══ TEXT PROVIDED
5. update (Permission-based)

  • Normal updates (name, address, etc.)
  • user_id NOT in accept list (prevents manipulation)
  • Available to users with Member.update permission

Why Separate Actions?

Explicit Semantics: Each action has clear, single purpose

Server-Side Security: user_id set by server, not client input

Better UX: Different UI flows for different use cases

Simple Policies: Authorization at action level, not field level

Easy Testing: Each action independently testable


Field-Level Permissions Strategy

Status: Phase 2 (Future Implementation)

Field-level permissions are NOT implemented in MVP but have a clear strategy defined.
════
══ SUPPLIED ENTRIES
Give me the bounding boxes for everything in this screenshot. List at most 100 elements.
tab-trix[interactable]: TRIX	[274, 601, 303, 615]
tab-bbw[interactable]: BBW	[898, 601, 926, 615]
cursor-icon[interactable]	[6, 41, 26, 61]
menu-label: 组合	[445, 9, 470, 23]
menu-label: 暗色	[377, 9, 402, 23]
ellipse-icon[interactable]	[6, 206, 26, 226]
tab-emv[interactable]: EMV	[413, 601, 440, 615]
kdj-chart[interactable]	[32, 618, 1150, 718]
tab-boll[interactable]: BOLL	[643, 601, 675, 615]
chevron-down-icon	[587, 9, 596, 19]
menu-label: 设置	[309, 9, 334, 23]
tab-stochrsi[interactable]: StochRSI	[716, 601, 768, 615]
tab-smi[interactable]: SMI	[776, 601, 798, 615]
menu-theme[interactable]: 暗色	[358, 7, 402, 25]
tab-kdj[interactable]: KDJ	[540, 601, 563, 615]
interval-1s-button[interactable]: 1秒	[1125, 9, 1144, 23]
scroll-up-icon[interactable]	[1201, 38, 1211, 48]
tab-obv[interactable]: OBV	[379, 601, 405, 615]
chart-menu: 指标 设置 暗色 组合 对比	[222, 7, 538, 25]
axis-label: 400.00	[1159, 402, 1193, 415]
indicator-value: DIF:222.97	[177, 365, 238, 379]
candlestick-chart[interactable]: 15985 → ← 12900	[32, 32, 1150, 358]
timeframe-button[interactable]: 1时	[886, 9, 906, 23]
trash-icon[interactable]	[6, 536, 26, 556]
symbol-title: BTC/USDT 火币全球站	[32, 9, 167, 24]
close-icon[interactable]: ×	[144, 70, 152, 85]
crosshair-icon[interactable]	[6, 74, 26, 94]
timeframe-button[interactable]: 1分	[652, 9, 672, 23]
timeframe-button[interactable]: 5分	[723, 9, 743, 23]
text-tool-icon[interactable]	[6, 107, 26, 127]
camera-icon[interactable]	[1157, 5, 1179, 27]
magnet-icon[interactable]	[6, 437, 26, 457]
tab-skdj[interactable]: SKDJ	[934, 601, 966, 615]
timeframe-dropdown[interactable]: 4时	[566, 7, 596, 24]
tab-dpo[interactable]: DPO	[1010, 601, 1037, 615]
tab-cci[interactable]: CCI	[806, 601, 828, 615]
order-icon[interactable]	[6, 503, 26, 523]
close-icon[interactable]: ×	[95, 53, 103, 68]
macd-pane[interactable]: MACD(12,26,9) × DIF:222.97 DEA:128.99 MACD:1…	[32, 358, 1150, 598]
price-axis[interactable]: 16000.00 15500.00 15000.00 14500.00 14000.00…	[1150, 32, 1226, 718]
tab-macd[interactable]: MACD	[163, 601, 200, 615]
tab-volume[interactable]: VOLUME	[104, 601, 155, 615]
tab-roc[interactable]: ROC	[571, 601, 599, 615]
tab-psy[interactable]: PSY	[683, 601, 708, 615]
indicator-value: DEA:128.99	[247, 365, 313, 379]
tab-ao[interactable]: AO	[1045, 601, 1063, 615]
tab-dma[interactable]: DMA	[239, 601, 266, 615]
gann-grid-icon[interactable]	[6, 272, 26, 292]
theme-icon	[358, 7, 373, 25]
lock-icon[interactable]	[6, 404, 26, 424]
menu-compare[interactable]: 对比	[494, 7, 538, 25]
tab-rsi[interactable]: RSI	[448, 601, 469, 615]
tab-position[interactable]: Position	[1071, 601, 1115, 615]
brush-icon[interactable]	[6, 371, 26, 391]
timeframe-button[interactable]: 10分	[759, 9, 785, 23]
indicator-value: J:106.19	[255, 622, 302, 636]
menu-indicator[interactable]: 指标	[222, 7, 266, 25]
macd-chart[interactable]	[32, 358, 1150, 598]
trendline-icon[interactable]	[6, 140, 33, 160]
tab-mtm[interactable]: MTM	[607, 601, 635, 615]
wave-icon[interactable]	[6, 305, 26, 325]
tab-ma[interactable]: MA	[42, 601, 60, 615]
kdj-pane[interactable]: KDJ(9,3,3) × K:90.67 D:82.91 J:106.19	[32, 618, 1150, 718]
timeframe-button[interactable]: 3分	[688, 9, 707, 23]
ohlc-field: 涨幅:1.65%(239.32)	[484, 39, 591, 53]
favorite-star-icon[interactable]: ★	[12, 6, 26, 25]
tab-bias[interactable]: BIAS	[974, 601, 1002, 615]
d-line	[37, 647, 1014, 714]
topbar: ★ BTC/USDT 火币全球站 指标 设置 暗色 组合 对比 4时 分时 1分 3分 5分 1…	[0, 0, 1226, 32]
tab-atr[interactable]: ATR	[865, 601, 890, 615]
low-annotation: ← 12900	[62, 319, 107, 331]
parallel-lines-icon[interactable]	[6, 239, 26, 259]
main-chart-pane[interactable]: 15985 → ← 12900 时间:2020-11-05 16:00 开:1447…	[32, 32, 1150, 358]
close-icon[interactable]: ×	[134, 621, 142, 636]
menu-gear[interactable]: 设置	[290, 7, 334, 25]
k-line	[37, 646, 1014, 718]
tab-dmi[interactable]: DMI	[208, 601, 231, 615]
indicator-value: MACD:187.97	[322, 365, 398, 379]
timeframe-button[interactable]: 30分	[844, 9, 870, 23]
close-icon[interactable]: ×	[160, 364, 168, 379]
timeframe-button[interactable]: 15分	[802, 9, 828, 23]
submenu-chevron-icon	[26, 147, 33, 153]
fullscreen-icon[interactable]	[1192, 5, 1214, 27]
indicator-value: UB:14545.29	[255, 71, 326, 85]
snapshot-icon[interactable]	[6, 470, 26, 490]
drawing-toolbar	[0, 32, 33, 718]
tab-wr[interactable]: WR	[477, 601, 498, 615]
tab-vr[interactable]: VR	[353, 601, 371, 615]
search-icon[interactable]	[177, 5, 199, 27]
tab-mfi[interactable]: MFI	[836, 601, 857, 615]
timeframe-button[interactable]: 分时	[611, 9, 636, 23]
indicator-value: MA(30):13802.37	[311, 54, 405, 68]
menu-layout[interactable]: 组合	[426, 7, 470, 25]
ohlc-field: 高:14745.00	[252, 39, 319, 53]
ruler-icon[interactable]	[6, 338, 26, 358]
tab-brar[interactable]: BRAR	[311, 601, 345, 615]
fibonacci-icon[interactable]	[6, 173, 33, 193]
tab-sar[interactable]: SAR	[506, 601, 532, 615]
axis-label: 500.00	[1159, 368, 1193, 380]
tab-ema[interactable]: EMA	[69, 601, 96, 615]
════
** TASK TO COMPLETE **
In the text on permission-based actions, list the headings given under "Why Separate Actions?" Use only the text for this; ignore the records.

** ANSWER TO THIS PROBLEM **
- Explicit Semantics
- Server-Side Security
- Better UX
- Simple Policies
- Easy Testing